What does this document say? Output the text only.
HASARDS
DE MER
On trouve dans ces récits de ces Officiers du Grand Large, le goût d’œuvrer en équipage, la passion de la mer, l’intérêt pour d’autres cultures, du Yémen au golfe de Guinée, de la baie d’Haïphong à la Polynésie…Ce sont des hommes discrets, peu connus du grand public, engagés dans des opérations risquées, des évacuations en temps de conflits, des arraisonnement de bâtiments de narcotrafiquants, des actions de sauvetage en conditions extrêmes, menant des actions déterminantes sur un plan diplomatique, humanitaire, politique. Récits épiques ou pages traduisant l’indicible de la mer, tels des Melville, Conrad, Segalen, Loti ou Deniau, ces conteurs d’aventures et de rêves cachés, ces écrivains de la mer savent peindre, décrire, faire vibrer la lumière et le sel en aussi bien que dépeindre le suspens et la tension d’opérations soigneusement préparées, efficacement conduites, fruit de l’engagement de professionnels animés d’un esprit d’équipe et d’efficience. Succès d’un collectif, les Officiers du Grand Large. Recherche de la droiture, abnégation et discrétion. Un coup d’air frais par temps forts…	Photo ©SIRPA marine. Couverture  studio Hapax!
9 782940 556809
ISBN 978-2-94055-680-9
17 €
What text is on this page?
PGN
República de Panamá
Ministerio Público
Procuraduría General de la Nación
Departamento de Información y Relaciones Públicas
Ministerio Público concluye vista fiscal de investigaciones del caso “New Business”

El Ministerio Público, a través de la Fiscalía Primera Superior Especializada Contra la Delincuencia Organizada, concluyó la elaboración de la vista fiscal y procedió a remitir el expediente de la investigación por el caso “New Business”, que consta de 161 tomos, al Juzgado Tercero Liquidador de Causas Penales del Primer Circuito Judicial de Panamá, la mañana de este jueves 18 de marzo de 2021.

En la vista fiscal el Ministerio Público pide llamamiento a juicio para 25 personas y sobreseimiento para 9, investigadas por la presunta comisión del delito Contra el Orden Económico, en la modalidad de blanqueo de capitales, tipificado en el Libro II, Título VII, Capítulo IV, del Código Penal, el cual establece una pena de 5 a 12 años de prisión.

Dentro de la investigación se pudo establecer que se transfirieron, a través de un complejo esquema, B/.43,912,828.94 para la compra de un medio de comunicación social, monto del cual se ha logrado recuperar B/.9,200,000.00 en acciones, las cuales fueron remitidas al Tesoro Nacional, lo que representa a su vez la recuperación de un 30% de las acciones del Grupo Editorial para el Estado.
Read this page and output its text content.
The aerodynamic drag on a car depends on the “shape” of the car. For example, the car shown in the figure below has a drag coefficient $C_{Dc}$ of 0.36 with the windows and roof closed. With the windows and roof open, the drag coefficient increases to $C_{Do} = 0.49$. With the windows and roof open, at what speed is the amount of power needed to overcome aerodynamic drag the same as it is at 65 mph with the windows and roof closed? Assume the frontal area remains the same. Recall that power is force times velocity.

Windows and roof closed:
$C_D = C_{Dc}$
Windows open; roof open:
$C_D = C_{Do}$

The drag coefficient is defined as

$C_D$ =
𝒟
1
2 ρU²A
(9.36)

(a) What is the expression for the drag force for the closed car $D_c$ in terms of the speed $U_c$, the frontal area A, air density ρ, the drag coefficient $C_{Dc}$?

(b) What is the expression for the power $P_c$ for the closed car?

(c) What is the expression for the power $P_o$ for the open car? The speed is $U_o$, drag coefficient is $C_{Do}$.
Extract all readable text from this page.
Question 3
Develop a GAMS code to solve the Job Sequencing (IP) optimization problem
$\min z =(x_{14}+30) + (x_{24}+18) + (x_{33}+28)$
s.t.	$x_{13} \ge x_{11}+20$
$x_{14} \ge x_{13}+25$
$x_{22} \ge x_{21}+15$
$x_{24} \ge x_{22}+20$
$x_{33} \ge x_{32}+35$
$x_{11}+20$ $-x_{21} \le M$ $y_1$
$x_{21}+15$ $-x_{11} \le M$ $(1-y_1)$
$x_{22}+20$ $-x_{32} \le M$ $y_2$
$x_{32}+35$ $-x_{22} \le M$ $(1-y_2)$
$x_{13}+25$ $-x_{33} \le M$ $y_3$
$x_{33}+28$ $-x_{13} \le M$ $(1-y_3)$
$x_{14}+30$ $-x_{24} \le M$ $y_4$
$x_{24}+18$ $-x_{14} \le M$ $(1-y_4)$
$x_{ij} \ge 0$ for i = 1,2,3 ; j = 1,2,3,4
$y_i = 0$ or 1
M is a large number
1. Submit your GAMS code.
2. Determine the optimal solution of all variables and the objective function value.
━━━━━━━━━━━━━━━━
__What you need to do__. Exactly reproduce every line of the data above.

__Task output__.
What does this document say? Output the text only.
HASARDS
DE MER
On trouve dans ces récits de ces Officiers du Grand Large, le goût d’œuvrer en équipage, la passion de la mer, l’intérêt pour d’autres cultures, du Yémen au golfe de Guinée, de la baie d’Haïphong à la Polynésie…Ce sont des hommes discrets, peu connus du grand public, engagés dans des opérations risquées, des évacuations en temps de conflits, des arraisonnement de bâtiments de narcotrafiquants, des actions de sauvetage en conditions extrêmes, menant des actions déterminantes sur un plan diplomatique, humanitaire, politique. Récits épiques ou pages traduisant l’indicible de la mer, tels des Melville, Conrad, Segalen, Loti ou Deniau, ces conteurs d’aventures et de rêves cachés, ces écrivains de la mer savent peindre, décrire, faire vibrer la lumière et le sel en aussi bien que dépeindre le suspens et la tension d’opérations soigneusement préparées, efficacement conduites, fruit de l’engagement de professionnels animés d’un esprit d’équipe et d’efficience. Succès d’un collectif, les Officiers du Grand Large. Recherche de la droiture, abnégation et discrétion. Un coup d’air frais par temps forts…	Photo ©SIRPA marine. Couverture  studio Hapax!
9 782940 556809
ISBN 978-2-94055-680-9
17 €
What text is on this page?
PGN
República de Panamá
Ministerio Público
Procuraduría General de la Nación
Departamento de Información y Relaciones Públicas
Ministerio Público concluye vista fiscal de investigaciones del caso “New Business”

El Ministerio Público, a través de la Fiscalía Primera Superior Especializada Contra la Delincuencia Organizada, concluyó la elaboración de la vista fiscal y procedió a remitir el expediente de la investigación por el caso “New Business”, que consta de 161 tomos, al Juzgado Tercero Liquidador de Causas Penales del Primer Circuito Judicial de Panamá, la mañana de este jueves 18 de marzo de 2021.

En la vista fiscal el Ministerio Público pide llamamiento a juicio para 25 personas y sobreseimiento para 9, investigadas por la presunta comisión del delito Contra el Orden Económico, en la modalidad de blanqueo de capitales, tipificado en el Libro II, Título VII, Capítulo IV, del Código Penal, el cual establece una pena de 5 a 12 años de prisión.

Dentro de la investigación se pudo establecer que se transfirieron, a través de un complejo esquema, B/.43,912,828.94 para la compra de un medio de comunicación social, monto del cual se ha logrado recuperar B/.9,200,000.00 en acciones, las cuales fueron remitidas al Tesoro Nacional, lo que representa a su vez la recuperación de un 30% de las acciones del Grupo Editorial para el Estado.
Read this page and output its text content.
The aerodynamic drag on a car depends on the “shape” of the car. For example, the car shown in the figure below has a drag coefficient $C_{Dc}$ of 0.36 with the windows and roof closed. With the windows and roof open, the drag coefficient increases to $C_{Do} = 0.49$. With the windows and roof open, at what speed is the amount of power needed to overcome aerodynamic drag the same as it is at 65 mph with the windows and roof closed? Assume the frontal area remains the same. Recall that power is force times velocity.

Windows and roof closed:
$C_D = C_{Dc}$
Windows open; roof open:
$C_D = C_{Do}$

The drag coefficient is defined as

$C_D$ =
𝒟
1
2 ρU²A
(9.36)

(a) What is the expression for the drag force for the closed car $D_c$ in terms of the speed $U_c$, the frontal area A, air density ρ, the drag coefficient $C_{Dc}$?

(b) What is the expression for the power $P_c$ for the closed car?

(c) What is the expression for the power $P_o$ for the open car? The speed is $U_o$, drag coefficient is $C_{Do}$.
Extract all readable text from this page.
Question 3
Develop a GAMS code to solve the Job Sequencing (IP) optimization problem
$\min z =(x_{14}+30) + (x_{24}+18) + (x_{33}+28)$
s.t.	$x_{13} \ge x_{11}+20$
$x_{14} \ge x_{13}+25$
$x_{22} \ge x_{21}+15$
$x_{24} \ge x_{22}+20$
$x_{33} \ge x_{32}+35$
$x_{11}+20$ $-x_{21} \le M$ $y_1$
$x_{21}+15$ $-x_{11} \le M$ $(1-y_1)$
$x_{22}+20$ $-x_{32} \le M$ $y_2$
$x_{32}+35$ $-x_{22} \le M$ $(1-y_2)$
$x_{13}+25$ $-x_{33} \le M$ $y_3$
$x_{33}+28$ $-x_{13} \le M$ $(1-y_3)$
$x_{14}+30$ $-x_{24} \le M$ $y_4$
$x_{24}+18$ $-x_{14} \le M$ $(1-y_4)$
$x_{ij} \ge 0$ for i = 1,2,3 ; j = 1,2,3,4
$y_i = 0$ or 1
M is a large number
1. Submit your GAMS code.
2. Determine the optimal solution of all variables and the objective function value.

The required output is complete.